• Stated goal
Extract each line containing the string "shortcut".

Available data start

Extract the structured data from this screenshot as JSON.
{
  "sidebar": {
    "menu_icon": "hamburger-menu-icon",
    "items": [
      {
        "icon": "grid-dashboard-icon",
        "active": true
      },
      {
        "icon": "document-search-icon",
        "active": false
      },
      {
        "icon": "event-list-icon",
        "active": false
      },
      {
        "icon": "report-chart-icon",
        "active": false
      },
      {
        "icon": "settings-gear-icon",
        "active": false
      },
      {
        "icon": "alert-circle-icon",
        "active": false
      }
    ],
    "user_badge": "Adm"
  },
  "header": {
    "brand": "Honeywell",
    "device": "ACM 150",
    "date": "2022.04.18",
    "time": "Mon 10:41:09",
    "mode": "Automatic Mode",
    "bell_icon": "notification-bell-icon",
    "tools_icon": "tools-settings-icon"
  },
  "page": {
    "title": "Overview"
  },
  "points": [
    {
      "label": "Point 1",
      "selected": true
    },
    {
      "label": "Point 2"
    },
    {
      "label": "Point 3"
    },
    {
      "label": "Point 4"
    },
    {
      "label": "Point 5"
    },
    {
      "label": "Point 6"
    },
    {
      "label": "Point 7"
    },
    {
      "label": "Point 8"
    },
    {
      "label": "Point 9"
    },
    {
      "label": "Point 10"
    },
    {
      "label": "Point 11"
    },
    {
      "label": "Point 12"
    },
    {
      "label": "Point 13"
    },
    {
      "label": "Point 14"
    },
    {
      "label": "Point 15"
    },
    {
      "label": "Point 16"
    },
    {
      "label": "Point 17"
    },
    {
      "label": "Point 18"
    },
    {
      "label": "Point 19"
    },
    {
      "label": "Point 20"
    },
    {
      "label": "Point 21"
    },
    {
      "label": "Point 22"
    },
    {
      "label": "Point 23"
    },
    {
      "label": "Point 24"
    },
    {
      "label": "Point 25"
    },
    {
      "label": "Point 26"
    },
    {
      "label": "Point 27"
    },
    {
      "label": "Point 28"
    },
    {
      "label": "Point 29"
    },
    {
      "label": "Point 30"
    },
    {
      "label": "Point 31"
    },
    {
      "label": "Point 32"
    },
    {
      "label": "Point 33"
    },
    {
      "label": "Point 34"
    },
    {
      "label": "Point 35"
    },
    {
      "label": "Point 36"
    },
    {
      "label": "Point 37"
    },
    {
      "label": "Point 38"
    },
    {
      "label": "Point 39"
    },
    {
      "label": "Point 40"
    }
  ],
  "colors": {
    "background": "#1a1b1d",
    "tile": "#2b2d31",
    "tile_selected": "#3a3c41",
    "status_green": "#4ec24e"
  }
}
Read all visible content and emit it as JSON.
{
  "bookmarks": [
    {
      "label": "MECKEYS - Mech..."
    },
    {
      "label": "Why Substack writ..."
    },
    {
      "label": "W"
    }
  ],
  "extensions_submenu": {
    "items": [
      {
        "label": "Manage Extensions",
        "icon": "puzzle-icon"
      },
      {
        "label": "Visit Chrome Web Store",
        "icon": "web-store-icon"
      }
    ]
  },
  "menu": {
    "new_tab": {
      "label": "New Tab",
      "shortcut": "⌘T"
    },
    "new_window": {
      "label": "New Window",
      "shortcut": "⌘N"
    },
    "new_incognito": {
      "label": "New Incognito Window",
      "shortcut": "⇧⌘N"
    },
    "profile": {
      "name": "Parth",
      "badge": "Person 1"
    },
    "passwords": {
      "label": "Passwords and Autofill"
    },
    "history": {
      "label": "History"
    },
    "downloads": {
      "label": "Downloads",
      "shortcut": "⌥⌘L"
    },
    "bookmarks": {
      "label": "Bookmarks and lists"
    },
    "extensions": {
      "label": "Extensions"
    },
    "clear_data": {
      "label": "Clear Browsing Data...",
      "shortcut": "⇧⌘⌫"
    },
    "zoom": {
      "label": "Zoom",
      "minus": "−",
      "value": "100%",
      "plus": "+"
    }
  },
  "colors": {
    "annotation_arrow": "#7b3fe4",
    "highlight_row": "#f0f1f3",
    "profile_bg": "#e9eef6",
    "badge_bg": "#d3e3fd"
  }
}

Available data end

• Exercise output
      "shortcut": "⌘T"
      "shortcut": "⌘N"
      "shortcut": "⇧⌘N"
      "shortcut": "⌥⌘L"
      "shortcut": "⇧⌘⌫"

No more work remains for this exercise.